§ **Problem description**
Your task is to locate every line holding the string "about" and to copy each of them.
>> begin Record set
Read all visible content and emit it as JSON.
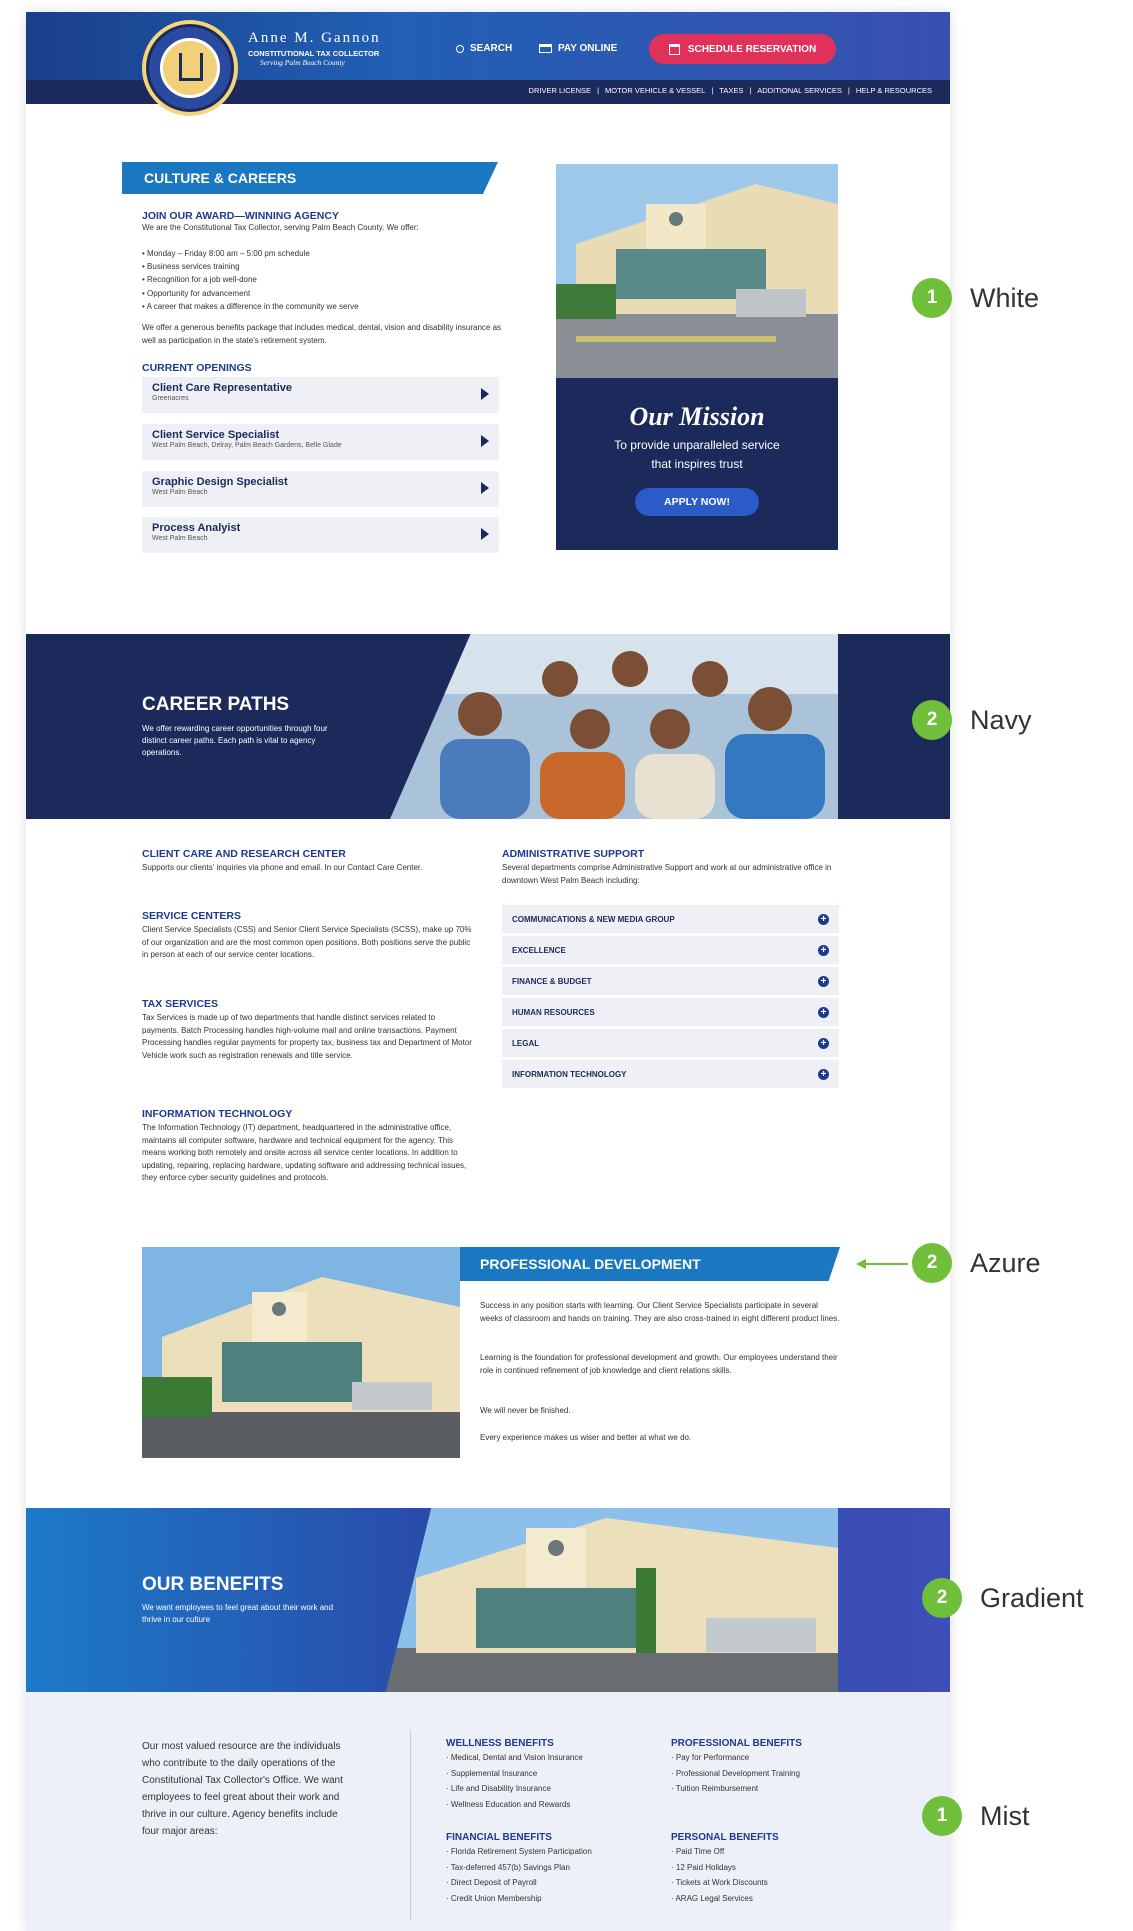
{
  "header": {
    "brand_name": "Anne M. Gannon",
    "brand_title": "CONSTITUTIONAL TAX COLLECTOR",
    "brand_sub": "Serving Palm Beach County",
    "seal_text": "TAX COLLECTOR PALM BEACH COUNTY FLORIDA",
    "search_label": "SEARCH",
    "pay_label": "PAY ONLINE",
    "schedule_label": "SCHEDULE RESERVATION",
    "subnav": [
      "DRIVER LICENSE",
      "MOTOR VEHICLE & VESSEL",
      "TAXES",
      "ADDITIONAL SERVICES",
      "HELP & RESOURCES"
    ],
    "divider": "|"
  },
  "culture": {
    "heading": "CULTURE & CAREERS",
    "join_title": "JOIN OUR AWARD—WINNING AGENCY",
    "join_text": "We are the Constitutional Tax Collector, serving Palm Beach County. We offer:",
    "bullets": [
      "Monday – Friday 8:00 am – 5:00 pm schedule",
      "Business services training",
      "Recognition for a job well-done",
      "Opportunity for advancement",
      "A career that makes a difference in the community we serve"
    ],
    "benefits_text": "We offer a generous benefits package that includes medical, dental, vision and disability insurance as well as participation in the state's retirement system.",
    "openings_title": "CURRENT OPENINGS",
    "jobs": [
      {
        "title": "Client Care Representative",
        "location": "Greenacres"
      },
      {
        "title": "Client Service Specialist",
        "location": "West Palm Beach, Delray, Palm Beach Gardens, Belle Glade"
      },
      {
        "title": "Graphic Design Specialist",
        "location": "West Palm Beach"
      },
      {
        "title": "Process Analyist",
        "location": "West Palm Beach"
      }
    ]
  },
  "mission": {
    "title": "Our Mission",
    "line1": "To provide unparalleled service",
    "line2": "that inspires trust",
    "button": "APPLY NOW!"
  },
  "career_paths": {
    "heading": "CAREER PATHS",
    "text": "We offer rewarding career opportunities through four distinct career paths. Each path is vital to agency operations.",
    "sections": [
      {
        "title": "CLIENT CARE AND RESEARCH CENTER",
        "text": "Supports our clients' inquiries via phone and email. In our Contact Care Center."
      },
      {
        "title": "SERVICE CENTERS",
        "text": "Client Service Specialists (CSS) and Senior Client Service Specialists (SCSS), make up 70% of our organization and are the most common open positions. Both positions serve the public in person at each of our service center locations."
      },
      {
        "title": "TAX SERVICES",
        "text": "Tax Services is made up of two departments that handle distinct services related to payments. Batch Processing handles high-volume mail and online transactions. Payment Processing handles regular payments for property tax, business tax and Department of Motor Vehicle work such as registration renewals and title service."
      },
      {
        "title": "INFORMATION TECHNOLOGY",
        "text": "The Information Technology (IT) department, headquartered in the administrative office, maintains all computer software, hardware and technical equipment for the agency. This means working both remotely and onsite across all service center locations. In addition to updating, repairing, replacing hardware, updating software and addressing technical issues, they enforce cyber security guidelines and protocols."
      }
    ],
    "admin_title": "ADMINISTRATIVE SUPPORT",
    "admin_text": "Several departments comprise Administrative Support and work at our administrative office in downtown West Palm Beach including:",
    "admin_items": [
      "COMMUNICATIONS & NEW MEDIA GROUP",
      "EXCELLENCE",
      "FINANCE & BUDGET",
      "HUMAN RESOURCES",
      "LEGAL",
      "INFORMATION TECHNOLOGY"
    ]
  },
  "prof_dev": {
    "heading": "PROFESSIONAL DEVELOPMENT",
    "p1": "Success in any position starts with learning. Our Client Service Specialists participate in several weeks of classroom and hands on training. They are also cross-trained in eight different product lines.",
    "p2": "Learning is the foundation for professional development and growth. Our employees understand their role in continued refinement of job knowledge and client relations skills.",
    "p3": "We will never be finished.",
    "p4": "Every experience makes us wiser and better at what we do."
  },
  "benefits": {
    "heading": "OUR BENEFITS",
    "text": "We want employees to feel great about their work and thrive in our culture",
    "intro": "Our most valued resource are the individuals who contribute to the daily operations of the Constitutional Tax Collector's Office. We want employees to feel great about their work and thrive in our culture. Agency benefits include four major areas:",
    "groups": [
      {
        "title": "WELLNESS BENEFITS",
        "items": [
          "Medical, Dental and Vision Insurance",
          "Supplemental Insurance",
          "Life and Disability Insurance",
          "Wellness Education and Rewards"
        ]
      },
      {
        "title": "PROFESSIONAL BENEFITS",
        "items": [
          "Pay for Performance",
          "Professional Development Training",
          "Tuition Reimbursement"
        ]
      },
      {
        "title": "FINANCIAL BENEFITS",
        "items": [
          "Florida Retirement System Participation",
          "Tax-deferred 457(b) Savings Plan",
          "Direct Deposit of Payroll",
          "Credit Union Membership"
        ]
      },
      {
        "title": "PERSONAL BENEFITS",
        "items": [
          "Paid Time Off",
          "12 Paid Holidays",
          "Tickets at Work Discounts",
          "ARAG Legal Services"
        ]
      }
    ]
  },
  "annotations": [
    {
      "badge": "1",
      "label": "White"
    },
    {
      "badge": "2",
      "label": "Navy"
    },
    {
      "badge": "2",
      "label": "Azure"
    },
    {
      "badge": "2",
      "label": "Gradient"
    },
    {
      "badge": "1",
      "label": "Mist"
    }
  ],
  "colors": {
    "navy": "#1b2a5a",
    "azure": "#1a78c2",
    "mist": "#eef0f7",
    "accent_red": "#e0315a",
    "badge_green": "#6fbf3a"
  }
}
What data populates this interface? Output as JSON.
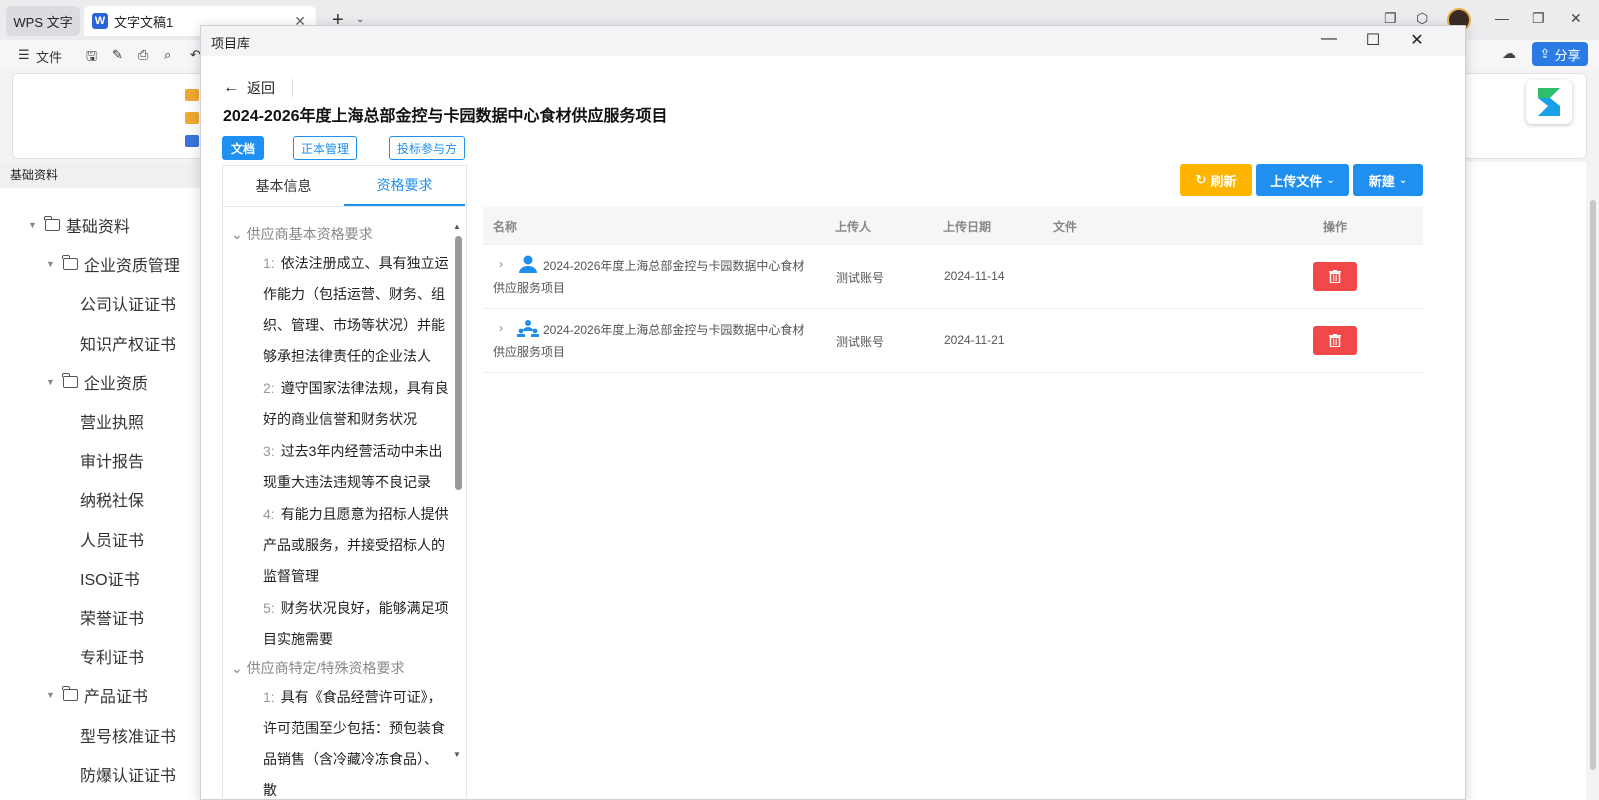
>> end Record set
§ **Answer to the problem**
    "text": "We want employees to feel great about their work and thrive in our culture",
    "intro": "Our most valued resource are the individuals who contribute to the daily operations of the Constitutional Tax Collector's Office. We want employees to feel great about their work and thrive in our culture. Agency benefits include four major areas:",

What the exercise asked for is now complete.